— Begin Exercise material —

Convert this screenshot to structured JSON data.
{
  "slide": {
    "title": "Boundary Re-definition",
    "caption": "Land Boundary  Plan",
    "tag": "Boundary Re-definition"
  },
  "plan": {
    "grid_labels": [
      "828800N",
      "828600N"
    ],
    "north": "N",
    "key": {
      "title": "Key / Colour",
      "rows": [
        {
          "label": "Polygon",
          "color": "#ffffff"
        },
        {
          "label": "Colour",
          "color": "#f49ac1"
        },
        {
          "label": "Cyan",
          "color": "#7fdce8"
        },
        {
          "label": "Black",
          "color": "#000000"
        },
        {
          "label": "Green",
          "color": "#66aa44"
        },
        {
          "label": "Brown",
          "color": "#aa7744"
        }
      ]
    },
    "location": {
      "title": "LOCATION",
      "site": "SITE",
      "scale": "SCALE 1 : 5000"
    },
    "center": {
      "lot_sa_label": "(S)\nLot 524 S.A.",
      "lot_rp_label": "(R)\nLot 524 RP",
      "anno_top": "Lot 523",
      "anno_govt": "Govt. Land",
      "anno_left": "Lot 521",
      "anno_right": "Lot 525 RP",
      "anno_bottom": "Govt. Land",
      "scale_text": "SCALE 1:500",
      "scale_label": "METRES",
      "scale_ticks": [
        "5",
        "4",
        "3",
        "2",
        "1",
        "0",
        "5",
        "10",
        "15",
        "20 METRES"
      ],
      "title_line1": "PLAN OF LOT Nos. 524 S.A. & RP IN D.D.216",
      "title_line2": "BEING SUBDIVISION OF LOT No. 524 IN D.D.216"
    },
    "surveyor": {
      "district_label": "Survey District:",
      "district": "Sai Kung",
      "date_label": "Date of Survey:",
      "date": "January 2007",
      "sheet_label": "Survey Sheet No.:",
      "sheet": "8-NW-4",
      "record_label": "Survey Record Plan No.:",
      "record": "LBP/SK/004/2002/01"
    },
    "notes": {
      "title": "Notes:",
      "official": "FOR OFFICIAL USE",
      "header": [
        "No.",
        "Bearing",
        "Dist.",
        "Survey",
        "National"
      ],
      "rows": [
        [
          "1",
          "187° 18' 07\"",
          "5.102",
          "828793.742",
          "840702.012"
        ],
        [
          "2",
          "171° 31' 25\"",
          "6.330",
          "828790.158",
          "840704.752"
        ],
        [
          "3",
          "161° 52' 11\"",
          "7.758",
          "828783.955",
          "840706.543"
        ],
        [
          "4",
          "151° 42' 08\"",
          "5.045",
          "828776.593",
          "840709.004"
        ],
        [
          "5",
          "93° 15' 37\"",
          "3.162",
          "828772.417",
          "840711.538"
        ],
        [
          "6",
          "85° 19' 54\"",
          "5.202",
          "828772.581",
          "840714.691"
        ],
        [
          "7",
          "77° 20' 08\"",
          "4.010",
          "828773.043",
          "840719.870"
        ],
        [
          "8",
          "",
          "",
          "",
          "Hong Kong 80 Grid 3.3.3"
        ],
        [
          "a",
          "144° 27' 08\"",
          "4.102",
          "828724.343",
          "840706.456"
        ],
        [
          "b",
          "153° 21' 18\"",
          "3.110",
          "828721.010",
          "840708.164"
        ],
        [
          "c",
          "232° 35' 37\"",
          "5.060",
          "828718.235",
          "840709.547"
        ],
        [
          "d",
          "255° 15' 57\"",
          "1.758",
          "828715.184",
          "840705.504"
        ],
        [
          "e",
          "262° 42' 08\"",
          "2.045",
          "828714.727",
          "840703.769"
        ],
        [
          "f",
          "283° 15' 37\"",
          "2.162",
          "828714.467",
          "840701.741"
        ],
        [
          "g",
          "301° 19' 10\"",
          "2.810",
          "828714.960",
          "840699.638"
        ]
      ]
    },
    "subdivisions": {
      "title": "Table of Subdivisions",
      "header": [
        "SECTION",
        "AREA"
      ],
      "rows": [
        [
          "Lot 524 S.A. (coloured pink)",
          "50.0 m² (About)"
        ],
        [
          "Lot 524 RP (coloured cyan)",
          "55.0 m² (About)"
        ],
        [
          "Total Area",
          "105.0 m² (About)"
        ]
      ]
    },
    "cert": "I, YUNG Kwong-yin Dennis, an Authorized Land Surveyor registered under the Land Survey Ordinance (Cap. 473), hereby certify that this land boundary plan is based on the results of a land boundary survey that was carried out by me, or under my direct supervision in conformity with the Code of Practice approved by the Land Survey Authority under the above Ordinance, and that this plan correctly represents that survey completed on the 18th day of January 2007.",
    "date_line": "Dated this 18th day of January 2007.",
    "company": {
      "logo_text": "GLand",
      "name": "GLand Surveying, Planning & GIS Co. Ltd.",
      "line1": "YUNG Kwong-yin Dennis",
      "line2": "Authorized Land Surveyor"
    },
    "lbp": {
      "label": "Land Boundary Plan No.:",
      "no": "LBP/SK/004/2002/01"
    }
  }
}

— End Exercise material —

= Your instructions =
Locate the word "GLand" in the entries, and copy every line where it is found.

= Written answer =
      "logo_text": "GLand",
      "name": "GLand Surveying, Planning & GIS Co. Ltd.",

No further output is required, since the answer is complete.